Reproduce the entries below in full, word for word.

■ DATA SUPPLIED ■
* Begin *

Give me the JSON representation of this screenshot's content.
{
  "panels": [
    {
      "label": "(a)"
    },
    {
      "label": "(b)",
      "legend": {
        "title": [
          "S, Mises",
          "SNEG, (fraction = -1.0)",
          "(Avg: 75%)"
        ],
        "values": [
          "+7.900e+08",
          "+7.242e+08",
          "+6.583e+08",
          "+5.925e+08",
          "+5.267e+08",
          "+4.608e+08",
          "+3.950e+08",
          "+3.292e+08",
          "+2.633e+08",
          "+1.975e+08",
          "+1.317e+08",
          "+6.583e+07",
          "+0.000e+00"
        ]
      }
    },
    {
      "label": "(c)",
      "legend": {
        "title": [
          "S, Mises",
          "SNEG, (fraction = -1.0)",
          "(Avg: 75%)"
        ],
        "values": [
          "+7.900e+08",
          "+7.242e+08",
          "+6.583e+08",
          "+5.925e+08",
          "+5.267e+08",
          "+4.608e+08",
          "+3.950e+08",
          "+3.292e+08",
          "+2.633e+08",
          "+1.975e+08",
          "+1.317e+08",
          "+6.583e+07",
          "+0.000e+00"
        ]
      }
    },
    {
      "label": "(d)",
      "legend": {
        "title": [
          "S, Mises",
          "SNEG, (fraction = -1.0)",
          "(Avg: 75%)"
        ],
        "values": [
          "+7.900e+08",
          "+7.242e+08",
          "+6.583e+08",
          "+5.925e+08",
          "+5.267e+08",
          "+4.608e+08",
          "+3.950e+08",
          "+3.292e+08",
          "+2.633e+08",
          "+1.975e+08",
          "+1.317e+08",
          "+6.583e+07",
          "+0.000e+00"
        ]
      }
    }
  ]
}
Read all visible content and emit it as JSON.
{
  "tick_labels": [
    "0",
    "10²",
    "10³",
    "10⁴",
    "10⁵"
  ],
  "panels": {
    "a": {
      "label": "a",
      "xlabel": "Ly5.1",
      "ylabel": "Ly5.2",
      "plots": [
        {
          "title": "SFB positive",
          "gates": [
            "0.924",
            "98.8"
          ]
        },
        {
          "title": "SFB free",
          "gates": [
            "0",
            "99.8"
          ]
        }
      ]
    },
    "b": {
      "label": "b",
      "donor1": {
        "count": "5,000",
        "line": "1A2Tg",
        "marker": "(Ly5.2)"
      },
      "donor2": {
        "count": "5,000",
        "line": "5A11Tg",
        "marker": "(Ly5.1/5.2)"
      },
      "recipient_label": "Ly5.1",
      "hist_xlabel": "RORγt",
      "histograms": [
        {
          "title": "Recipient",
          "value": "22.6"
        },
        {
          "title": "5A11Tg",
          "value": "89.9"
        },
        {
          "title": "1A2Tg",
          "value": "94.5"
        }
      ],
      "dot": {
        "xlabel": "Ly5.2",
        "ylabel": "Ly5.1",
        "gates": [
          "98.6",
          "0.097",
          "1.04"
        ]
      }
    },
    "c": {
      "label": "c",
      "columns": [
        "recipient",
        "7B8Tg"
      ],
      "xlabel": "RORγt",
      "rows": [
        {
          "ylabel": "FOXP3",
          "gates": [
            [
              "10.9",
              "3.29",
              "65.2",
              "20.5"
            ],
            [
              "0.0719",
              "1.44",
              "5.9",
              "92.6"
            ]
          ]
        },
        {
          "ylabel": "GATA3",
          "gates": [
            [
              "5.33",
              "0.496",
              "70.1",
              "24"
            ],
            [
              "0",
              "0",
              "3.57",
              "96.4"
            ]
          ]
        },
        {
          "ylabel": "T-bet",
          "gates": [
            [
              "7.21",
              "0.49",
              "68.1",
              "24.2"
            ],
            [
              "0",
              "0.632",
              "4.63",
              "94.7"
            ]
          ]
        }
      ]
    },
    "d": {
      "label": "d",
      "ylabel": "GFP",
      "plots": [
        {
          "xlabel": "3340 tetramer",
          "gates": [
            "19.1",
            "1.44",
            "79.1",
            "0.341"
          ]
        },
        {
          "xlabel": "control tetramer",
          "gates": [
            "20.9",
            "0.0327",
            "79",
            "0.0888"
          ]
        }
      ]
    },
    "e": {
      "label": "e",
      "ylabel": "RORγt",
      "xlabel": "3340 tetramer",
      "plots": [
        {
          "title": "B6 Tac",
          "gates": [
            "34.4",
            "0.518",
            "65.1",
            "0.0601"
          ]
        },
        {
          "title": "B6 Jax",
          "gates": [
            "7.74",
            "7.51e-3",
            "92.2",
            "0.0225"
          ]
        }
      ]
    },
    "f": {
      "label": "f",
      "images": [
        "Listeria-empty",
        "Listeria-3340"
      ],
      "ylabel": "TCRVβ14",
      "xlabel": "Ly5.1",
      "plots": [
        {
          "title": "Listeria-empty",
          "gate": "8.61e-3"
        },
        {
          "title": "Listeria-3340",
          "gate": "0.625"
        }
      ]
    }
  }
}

* End *

■ FINISHED EXERCISE ■
Give me the JSON representation of this screenshot's content.
{
  "panels": [
    {
      "label": "(a)"
    },
    {
      "label": "(b)",
      "legend": {
        "title": [
          "S, Mises",
          "SNEG, (fraction = -1.0)",
          "(Avg: 75%)"
        ],
        "values": [
          "+7.900e+08",
          "+7.242e+08",
          "+6.583e+08",
          "+5.925e+08",
          "+5.267e+08",
          "+4.608e+08",
          "+3.950e+08",
          "+3.292e+08",
          "+2.633e+08",
          "+1.975e+08",
          "+1.317e+08",
          "+6.583e+07",
          "+0.000e+00"
        ]
      }
    },
    {
      "label": "(c)",
      "legend": {
        "title": [
          "S, Mises",
          "SNEG, (fraction = -1.0)",
          "(Avg: 75%)"
        ],
        "values": [
          "+7.900e+08",
          "+7.242e+08",
          "+6.583e+08",
          "+5.925e+08",
          "+5.267e+08",
          "+4.608e+08",
          "+3.950e+08",
          "+3.292e+08",
          "+2.633e+08",
          "+1.975e+08",
          "+1.317e+08",
          "+6.583e+07",
          "+0.000e+00"
        ]
      }
    },
    {
      "label": "(d)",
      "legend": {
        "title": [
          "S, Mises",
          "SNEG, (fraction = -1.0)",
          "(Avg: 75%)"
        ],
        "values": [
          "+7.900e+08",
          "+7.242e+08",
          "+6.583e+08",
          "+5.925e+08",
          "+5.267e+08",
          "+4.608e+08",
          "+3.950e+08",
          "+3.292e+08",
          "+2.633e+08",
          "+1.975e+08",
          "+1.317e+08",
          "+6.583e+07",
          "+0.000e+00"
        ]
      }
    }
  ]
}
Read all visible content and emit it as JSON.
{
  "tick_labels": [
    "0",
    "10²",
    "10³",
    "10⁴",
    "10⁵"
  ],
  "panels": {
    "a": {
      "label": "a",
      "xlabel": "Ly5.1",
      "ylabel": "Ly5.2",
      "plots": [
        {
          "title": "SFB positive",
          "gates": [
            "0.924",
            "98.8"
          ]
        },
        {
          "title": "SFB free",
          "gates": [
            "0",
            "99.8"
          ]
        }
      ]
    },
    "b": {
      "label": "b",
      "donor1": {
        "count": "5,000",
        "line": "1A2Tg",
        "marker": "(Ly5.2)"
      },
      "donor2": {
        "count": "5,000",
        "line": "5A11Tg",
        "marker": "(Ly5.1/5.2)"
      },
      "recipient_label": "Ly5.1",
      "hist_xlabel": "RORγt",
      "histograms": [
        {
          "title": "Recipient",
          "value": "22.6"
        },
        {
          "title": "5A11Tg",
          "value": "89.9"
        },
        {
          "title": "1A2Tg",
          "value": "94.5"
        }
      ],
      "dot": {
        "xlabel": "Ly5.2",
        "ylabel": "Ly5.1",
        "gates": [
          "98.6",
          "0.097",
          "1.04"
        ]
      }
    },
    "c": {
      "label": "c",
      "columns": [
        "recipient",
        "7B8Tg"
      ],
      "xlabel": "RORγt",
      "rows": [
        {
          "ylabel": "FOXP3",
          "gates": [
            [
              "10.9",
              "3.29",
              "65.2",
              "20.5"
            ],
            [
              "0.0719",
              "1.44",
              "5.9",
              "92.6"
            ]
          ]
        },
        {
          "ylabel": "GATA3",
          "gates": [
            [
              "5.33",
              "0.496",
              "70.1",
              "24"
            ],
            [
              "0",
              "0",
              "3.57",
              "96.4"
            ]
          ]
        },
        {
          "ylabel": "T-bet",
          "gates": [
            [
              "7.21",
              "0.49",
              "68.1",
              "24.2"
            ],
            [
              "0",
              "0.632",
              "4.63",
              "94.7"
            ]
          ]
        }
      ]
    },
    "d": {
      "label": "d",
      "ylabel": "GFP",
      "plots": [
        {
          "xlabel": "3340 tetramer",
          "gates": [
            "19.1",
            "1.44",
            "79.1",
            "0.341"
          ]
        },
        {
          "xlabel": "control tetramer",
          "gates": [
            "20.9",
            "0.0327",
            "79",
            "0.0888"
          ]
        }
      ]
    },
    "e": {
      "label": "e",
      "ylabel": "RORγt",
      "xlabel": "3340 tetramer",
      "plots": [
        {
          "title": "B6 Tac",
          "gates": [
            "34.4",
            "0.518",
            "65.1",
            "0.0601"
          ]
        },
        {
          "title": "B6 Jax",
          "gates": [
            "7.74",
            "7.51e-3",
            "92.2",
            "0.0225"
          ]
        }
      ]
    },
    "f": {
      "label": "f",
      "images": [
        "Listeria-empty",
        "Listeria-3340"
      ],
      "ylabel": "TCRVβ14",
      "xlabel": "Ly5.1",
      "plots": [
        {
          "title": "Listeria-empty",
          "gate": "8.61e-3"
        },
        {
          "title": "Listeria-3340",
          "gate": "0.625"
        }
      ]
    }
  }
}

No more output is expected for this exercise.